# [Given problem]
Could you write out the records below exactly as they appear?

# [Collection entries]
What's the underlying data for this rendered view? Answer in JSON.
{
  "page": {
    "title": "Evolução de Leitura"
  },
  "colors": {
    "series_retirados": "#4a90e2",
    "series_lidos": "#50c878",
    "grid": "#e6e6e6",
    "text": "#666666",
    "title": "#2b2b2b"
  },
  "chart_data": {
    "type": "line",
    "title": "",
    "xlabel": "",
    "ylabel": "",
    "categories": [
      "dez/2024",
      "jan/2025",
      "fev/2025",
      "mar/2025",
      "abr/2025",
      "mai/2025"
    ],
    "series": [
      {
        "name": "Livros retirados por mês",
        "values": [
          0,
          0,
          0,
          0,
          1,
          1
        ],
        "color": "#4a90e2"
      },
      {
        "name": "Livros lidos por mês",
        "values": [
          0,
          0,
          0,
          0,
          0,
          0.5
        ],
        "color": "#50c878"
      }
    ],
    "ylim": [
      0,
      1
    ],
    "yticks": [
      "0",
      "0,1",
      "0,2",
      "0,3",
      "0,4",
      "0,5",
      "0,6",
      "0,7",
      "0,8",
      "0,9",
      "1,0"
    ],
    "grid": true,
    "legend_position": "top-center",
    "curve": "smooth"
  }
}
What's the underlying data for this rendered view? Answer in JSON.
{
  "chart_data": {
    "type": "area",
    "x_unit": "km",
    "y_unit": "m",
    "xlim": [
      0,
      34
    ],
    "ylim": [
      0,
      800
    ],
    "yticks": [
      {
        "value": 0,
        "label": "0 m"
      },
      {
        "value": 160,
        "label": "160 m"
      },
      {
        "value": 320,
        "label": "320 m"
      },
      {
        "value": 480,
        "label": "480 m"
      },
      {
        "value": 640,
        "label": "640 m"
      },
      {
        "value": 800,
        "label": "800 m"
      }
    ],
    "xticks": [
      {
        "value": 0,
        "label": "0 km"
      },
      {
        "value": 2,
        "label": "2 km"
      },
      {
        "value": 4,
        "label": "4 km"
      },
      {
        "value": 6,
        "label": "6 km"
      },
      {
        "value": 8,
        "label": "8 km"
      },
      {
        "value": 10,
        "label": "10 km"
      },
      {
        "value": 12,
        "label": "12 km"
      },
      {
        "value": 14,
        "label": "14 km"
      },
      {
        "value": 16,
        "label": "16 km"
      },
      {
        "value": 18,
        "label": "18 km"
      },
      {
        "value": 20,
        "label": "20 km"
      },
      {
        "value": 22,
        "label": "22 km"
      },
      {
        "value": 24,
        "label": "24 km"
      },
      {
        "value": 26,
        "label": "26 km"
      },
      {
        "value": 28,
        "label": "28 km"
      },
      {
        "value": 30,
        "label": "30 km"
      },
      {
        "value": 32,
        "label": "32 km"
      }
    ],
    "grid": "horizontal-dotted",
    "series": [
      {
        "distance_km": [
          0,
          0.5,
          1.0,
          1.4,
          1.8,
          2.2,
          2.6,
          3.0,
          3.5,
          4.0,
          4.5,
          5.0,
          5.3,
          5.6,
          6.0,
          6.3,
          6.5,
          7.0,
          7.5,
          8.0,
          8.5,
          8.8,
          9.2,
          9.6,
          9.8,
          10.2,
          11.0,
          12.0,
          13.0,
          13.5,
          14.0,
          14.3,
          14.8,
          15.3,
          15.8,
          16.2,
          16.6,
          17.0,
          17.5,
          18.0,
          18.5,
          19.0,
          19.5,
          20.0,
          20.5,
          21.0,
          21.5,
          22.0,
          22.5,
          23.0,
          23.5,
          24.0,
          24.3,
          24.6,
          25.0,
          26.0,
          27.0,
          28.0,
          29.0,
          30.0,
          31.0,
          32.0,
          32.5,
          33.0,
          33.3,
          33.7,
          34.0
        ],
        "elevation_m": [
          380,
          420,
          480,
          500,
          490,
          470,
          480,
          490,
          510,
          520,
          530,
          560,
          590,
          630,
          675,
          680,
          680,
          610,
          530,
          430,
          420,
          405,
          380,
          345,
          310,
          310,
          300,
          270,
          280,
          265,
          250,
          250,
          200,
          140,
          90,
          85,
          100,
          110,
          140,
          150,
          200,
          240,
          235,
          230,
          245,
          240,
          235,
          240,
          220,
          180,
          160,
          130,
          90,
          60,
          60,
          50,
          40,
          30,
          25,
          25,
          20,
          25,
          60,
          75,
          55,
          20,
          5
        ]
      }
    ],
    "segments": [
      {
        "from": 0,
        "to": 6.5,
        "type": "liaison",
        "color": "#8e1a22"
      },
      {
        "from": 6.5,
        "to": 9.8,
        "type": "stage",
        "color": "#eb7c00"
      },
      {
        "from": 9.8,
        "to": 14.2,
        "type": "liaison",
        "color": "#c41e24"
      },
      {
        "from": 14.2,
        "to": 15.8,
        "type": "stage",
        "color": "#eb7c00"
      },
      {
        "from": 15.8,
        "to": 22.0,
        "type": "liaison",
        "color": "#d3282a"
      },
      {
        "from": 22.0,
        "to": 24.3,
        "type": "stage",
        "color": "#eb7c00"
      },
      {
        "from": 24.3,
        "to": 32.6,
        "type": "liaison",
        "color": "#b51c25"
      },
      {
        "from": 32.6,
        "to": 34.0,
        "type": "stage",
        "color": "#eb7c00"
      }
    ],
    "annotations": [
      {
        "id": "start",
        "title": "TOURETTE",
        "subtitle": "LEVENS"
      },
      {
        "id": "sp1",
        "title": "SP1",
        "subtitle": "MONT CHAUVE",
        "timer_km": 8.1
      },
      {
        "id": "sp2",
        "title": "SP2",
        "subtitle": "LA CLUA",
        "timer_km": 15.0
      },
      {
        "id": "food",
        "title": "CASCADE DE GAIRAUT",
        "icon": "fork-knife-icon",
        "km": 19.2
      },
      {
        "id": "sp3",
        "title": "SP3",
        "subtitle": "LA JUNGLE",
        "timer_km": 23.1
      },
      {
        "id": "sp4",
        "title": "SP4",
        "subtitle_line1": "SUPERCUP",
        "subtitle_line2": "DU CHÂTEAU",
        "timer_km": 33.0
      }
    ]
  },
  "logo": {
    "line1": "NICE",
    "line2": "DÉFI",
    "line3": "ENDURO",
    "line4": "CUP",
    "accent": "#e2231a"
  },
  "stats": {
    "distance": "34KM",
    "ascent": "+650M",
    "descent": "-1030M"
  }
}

# [Response]
What's the underlying data for this rendered view? Answer in JSON.
{
  "page": {
    "title": "Evolução de Leitura"
  },
  "colors": {
    "series_retirados": "#4a90e2",
    "series_lidos": "#50c878",
    "grid": "#e6e6e6",
    "text": "#666666",
    "title": "#2b2b2b"
  },
  "chart_data": {
    "type": "line",
    "title": "",
    "xlabel": "",
    "ylabel": "",
    "categories": [
      "dez/2024",
      "jan/2025",
      "fev/2025",
      "mar/2025",
      "abr/2025",
      "mai/2025"
    ],
    "series": [
      {
        "name": "Livros retirados por mês",
        "values": [
          0,
          0,
          0,
          0,
          1,
          1
        ],
        "color": "#4a90e2"
      },
      {
        "name": "Livros lidos por mês",
        "values": [
          0,
          0,
          0,
          0,
          0,
          0.5
        ],
        "color": "#50c878"
      }
    ],
    "ylim": [
      0,
      1
    ],
    "yticks": [
      "0",
      "0,1",
      "0,2",
      "0,3",
      "0,4",
      "0,5",
      "0,6",
      "0,7",
      "0,8",
      "0,9",
      "1,0"
    ],
    "grid": true,
    "legend_position": "top-center",
    "curve": "smooth"
  }
}
What's the underlying data for this rendered view? Answer in JSON.
{
  "chart_data": {
    "type": "area",
    "x_unit": "km",
    "y_unit": "m",
    "xlim": [
      0,
      34
    ],
    "ylim": [
      0,
      800
    ],
    "yticks": [
      {
        "value": 0,
        "label": "0 m"
      },
      {
        "value": 160,
        "label": "160 m"
      },
      {
        "value": 320,
        "label": "320 m"
      },
      {
        "value": 480,
        "label": "480 m"
      },
      {
        "value": 640,
        "label": "640 m"
      },
      {
        "value": 800,
        "label": "800 m"
      }
    ],
    "xticks": [
      {
        "value": 0,
        "label": "0 km"
      },
      {
        "value": 2,
        "label": "2 km"
      },
      {
        "value": 4,
        "label": "4 km"
      },
      {
        "value": 6,
        "label": "6 km"
      },
      {
        "value": 8,
        "label": "8 km"
      },
      {
        "value": 10,
        "label": "10 km"
      },
      {
        "value": 12,
        "label": "12 km"
      },
      {
        "value": 14,
        "label": "14 km"
      },
      {
        "value": 16,
        "label": "16 km"
      },
      {
        "value": 18,
        "label": "18 km"
      },
      {
        "value": 20,
        "label": "20 km"
      },
      {
        "value": 22,
        "label": "22 km"
      },
      {
        "value": 24,
        "label": "24 km"
      },
      {
        "value": 26,
        "label": "26 km"
      },
      {
        "value": 28,
        "label": "28 km"
      },
      {
        "value": 30,
        "label": "30 km"
      },
      {
        "value": 32,
        "label": "32 km"
      }
    ],
    "grid": "horizontal-dotted",
    "series": [
      {
        "distance_km": [
          0,
          0.5,
          1.0,
          1.4,
          1.8,
          2.2,
          2.6,
          3.0,
          3.5,
          4.0,
          4.5,
          5.0,
          5.3,
          5.6,
          6.0,
          6.3,
          6.5,
          7.0,
          7.5,
          8.0,
          8.5,
          8.8,
          9.2,
          9.6,
          9.8,
          10.2,
          11.0,
          12.0,
          13.0,
          13.5,
          14.0,
          14.3,
          14.8,
          15.3,
          15.8,
          16.2,
          16.6,
          17.0,
          17.5,
          18.0,
          18.5,
          19.0,
          19.5,
          20.0,
          20.5,
          21.0,
          21.5,
          22.0,
          22.5,
          23.0,
          23.5,
          24.0,
          24.3,
          24.6,
          25.0,
          26.0,
          27.0,
          28.0,
          29.0,
          30.0,
          31.0,
          32.0,
          32.5,
          33.0,
          33.3,
          33.7,
          34.0
        ],
        "elevation_m": [
          380,
          420,
          480,
          500,
          490,
          470,
          480,
          490,
          510,
          520,
          530,
          560,
          590,
          630,
          675,
          680,
          680,
          610,
          530,
          430,
          420,
          405,
          380,
          345,
          310,
          310,
          300,
          270,
          280,
          265,
          250,
          250,
          200,
          140,
          90,
          85,
          100,
          110,
          140,
          150,
          200,
          240,
          235,
          230,
          245,
          240,
          235,
          240,
          220,
          180,
          160,
          130,
          90,
          60,
          60,
          50,
          40,
          30,
          25,
          25,
          20,
          25,
          60,
          75,
          55,
          20,
          5
        ]
      }
    ],
    "segments": [
      {
        "from": 0,
        "to": 6.5,
        "type": "liaison",
        "color": "#8e1a22"
      },
      {
        "from": 6.5,
        "to": 9.8,
        "type": "stage",
        "color": "#eb7c00"
      },
      {
        "from": 9.8,
        "to": 14.2,
        "type": "liaison",
        "color": "#c41e24"
      },
      {
        "from": 14.2,
        "to": 15.8,
        "type": "stage",
        "color": "#eb7c00"
      },
      {
        "from": 15.8,
        "to": 22.0,
        "type": "liaison",
        "color": "#d3282a"
      },
      {
        "from": 22.0,
        "to": 24.3,
        "type": "stage",
        "color": "#eb7c00"
      },
      {
        "from": 24.3,
        "to": 32.6,
        "type": "liaison",
        "color": "#b51c25"
      },
      {
        "from": 32.6,
        "to": 34.0,
        "type": "stage",
        "color": "#eb7c00"
      }
    ],
    "annotations": [
      {
        "id": "start",
        "title": "TOURETTE",
        "subtitle": "LEVENS"
      },
      {
        "id": "sp1",
        "title": "SP1",
        "subtitle": "MONT CHAUVE",
        "timer_km": 8.1
      },
      {
        "id": "sp2",
        "title": "SP2",
        "subtitle": "LA CLUA",
        "timer_km": 15.0
      },
      {
        "id": "food",
        "title": "CASCADE DE GAIRAUT",
        "icon": "fork-knife-icon",
        "km": 19.2
      },
      {
        "id": "sp3",
        "title": "SP3",
        "subtitle": "LA JUNGLE",
        "timer_km": 23.1
      },
      {
        "id": "sp4",
        "title": "SP4",
        "subtitle_line1": "SUPERCUP",
        "subtitle_line2": "DU CHÂTEAU",
        "timer_km": 33.0
      }
    ]
  },
  "logo": {
    "line1": "NICE",
    "line2": "DÉFI",
    "line3": "ENDURO",
    "line4": "CUP",
    "accent": "#e2231a"
  },
  "stats": {
    "distance": "34KM",
    "ascent": "+650M",
    "descent": "-1030M"
  }
}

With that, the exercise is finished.